# STATED TASK
Take each line containing "desktop" and report it exactly as written.

Dataset excerpts
◇ ◇ ◇ ◇ ◇ ◇ ◇
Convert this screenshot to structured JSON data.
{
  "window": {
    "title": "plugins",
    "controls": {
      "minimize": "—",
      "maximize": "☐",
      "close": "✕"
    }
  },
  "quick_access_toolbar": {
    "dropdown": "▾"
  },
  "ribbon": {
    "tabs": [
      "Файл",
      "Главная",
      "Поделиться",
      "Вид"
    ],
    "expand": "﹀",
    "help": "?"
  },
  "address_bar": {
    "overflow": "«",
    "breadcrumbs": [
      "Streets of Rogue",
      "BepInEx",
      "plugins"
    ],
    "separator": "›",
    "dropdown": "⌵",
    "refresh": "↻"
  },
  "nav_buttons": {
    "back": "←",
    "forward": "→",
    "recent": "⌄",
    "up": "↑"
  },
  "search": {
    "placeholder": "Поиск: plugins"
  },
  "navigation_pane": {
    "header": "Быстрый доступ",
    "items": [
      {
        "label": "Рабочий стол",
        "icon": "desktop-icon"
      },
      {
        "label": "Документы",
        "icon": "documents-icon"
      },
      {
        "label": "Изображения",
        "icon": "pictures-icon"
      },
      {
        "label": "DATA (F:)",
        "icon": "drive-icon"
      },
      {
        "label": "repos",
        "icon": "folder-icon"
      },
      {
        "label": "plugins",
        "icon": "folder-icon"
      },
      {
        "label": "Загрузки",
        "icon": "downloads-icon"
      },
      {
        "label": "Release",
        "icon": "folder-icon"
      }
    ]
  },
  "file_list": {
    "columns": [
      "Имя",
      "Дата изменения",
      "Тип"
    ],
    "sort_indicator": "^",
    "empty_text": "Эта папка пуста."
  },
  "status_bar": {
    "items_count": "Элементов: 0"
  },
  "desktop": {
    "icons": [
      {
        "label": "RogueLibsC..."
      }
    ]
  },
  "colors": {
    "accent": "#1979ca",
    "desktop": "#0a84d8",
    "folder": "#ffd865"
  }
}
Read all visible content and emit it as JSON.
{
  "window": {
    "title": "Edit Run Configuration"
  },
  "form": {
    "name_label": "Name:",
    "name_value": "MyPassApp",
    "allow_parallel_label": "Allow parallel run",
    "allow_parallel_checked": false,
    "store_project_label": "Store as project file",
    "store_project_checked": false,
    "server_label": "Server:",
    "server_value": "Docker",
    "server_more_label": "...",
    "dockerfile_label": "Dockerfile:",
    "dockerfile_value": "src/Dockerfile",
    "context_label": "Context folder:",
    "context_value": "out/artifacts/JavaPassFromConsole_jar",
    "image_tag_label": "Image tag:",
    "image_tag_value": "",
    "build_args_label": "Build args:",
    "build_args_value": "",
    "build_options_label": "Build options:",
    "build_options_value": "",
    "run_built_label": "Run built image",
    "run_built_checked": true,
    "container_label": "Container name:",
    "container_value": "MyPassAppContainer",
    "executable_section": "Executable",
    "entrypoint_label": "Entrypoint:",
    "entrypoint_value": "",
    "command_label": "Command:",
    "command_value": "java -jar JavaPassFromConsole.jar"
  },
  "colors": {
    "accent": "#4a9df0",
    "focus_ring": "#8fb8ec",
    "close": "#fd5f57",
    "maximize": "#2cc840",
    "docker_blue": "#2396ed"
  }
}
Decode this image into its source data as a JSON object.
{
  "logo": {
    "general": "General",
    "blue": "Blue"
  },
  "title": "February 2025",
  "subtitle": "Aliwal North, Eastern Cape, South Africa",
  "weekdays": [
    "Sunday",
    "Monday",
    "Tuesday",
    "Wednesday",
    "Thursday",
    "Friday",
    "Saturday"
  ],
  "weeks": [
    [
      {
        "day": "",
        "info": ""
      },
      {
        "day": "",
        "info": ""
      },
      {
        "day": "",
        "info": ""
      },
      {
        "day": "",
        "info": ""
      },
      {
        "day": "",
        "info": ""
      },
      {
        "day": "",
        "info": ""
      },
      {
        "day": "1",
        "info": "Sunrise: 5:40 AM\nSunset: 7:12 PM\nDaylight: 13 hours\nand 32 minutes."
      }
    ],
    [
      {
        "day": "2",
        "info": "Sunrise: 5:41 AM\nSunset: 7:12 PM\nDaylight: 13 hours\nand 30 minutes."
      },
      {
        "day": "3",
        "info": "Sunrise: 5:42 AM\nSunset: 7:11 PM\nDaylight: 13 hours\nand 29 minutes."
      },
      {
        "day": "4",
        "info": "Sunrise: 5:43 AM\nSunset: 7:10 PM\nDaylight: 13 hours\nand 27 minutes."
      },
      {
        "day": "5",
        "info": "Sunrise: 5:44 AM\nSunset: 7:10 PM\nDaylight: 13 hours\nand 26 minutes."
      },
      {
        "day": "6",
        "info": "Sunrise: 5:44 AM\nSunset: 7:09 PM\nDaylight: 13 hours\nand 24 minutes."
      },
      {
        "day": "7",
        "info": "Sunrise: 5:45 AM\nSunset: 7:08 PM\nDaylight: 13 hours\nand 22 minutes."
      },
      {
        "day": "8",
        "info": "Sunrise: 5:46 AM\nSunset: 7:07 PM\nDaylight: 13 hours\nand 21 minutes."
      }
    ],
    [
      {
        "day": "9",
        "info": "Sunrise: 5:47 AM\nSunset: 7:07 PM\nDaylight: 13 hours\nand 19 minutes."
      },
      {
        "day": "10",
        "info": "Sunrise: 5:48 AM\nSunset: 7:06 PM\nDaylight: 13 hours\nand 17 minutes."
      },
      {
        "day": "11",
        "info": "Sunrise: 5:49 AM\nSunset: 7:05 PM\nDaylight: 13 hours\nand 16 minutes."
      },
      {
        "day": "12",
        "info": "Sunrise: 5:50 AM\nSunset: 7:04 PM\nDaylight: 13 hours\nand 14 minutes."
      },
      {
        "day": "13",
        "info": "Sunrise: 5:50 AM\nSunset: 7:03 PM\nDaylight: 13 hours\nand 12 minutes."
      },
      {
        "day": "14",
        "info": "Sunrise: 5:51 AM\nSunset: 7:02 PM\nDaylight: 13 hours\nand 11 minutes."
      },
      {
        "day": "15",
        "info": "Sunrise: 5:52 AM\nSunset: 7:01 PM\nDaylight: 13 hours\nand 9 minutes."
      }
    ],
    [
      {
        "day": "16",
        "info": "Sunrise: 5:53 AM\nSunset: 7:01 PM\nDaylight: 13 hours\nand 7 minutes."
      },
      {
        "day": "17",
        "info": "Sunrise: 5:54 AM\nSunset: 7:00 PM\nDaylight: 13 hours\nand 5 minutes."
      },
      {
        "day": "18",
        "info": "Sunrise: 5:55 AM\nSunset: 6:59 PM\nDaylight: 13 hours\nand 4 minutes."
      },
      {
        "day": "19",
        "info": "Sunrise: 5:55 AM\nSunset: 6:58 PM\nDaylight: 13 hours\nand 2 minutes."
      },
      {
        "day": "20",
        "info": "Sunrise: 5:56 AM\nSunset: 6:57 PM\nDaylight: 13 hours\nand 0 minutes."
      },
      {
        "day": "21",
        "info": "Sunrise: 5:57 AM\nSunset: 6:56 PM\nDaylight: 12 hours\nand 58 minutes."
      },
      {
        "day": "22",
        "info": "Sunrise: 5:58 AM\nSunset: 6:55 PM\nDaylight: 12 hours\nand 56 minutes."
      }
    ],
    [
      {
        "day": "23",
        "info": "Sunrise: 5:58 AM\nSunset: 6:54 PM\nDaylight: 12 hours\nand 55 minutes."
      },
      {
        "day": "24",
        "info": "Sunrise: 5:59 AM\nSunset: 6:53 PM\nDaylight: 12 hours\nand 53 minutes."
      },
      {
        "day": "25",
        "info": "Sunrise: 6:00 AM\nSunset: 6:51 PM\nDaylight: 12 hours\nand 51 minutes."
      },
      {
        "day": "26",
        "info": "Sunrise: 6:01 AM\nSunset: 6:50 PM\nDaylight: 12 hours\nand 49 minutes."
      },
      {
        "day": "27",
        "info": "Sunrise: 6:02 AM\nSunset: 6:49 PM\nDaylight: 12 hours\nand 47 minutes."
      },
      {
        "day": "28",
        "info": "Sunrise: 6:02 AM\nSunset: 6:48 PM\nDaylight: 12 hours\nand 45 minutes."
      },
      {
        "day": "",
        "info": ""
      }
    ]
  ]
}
◇ ◇ ◇ ◇ ◇ ◇ ◇
# RESPONSE
        "icon": "desktop-icon"
  "desktop": {
    "desktop": "#0a84d8",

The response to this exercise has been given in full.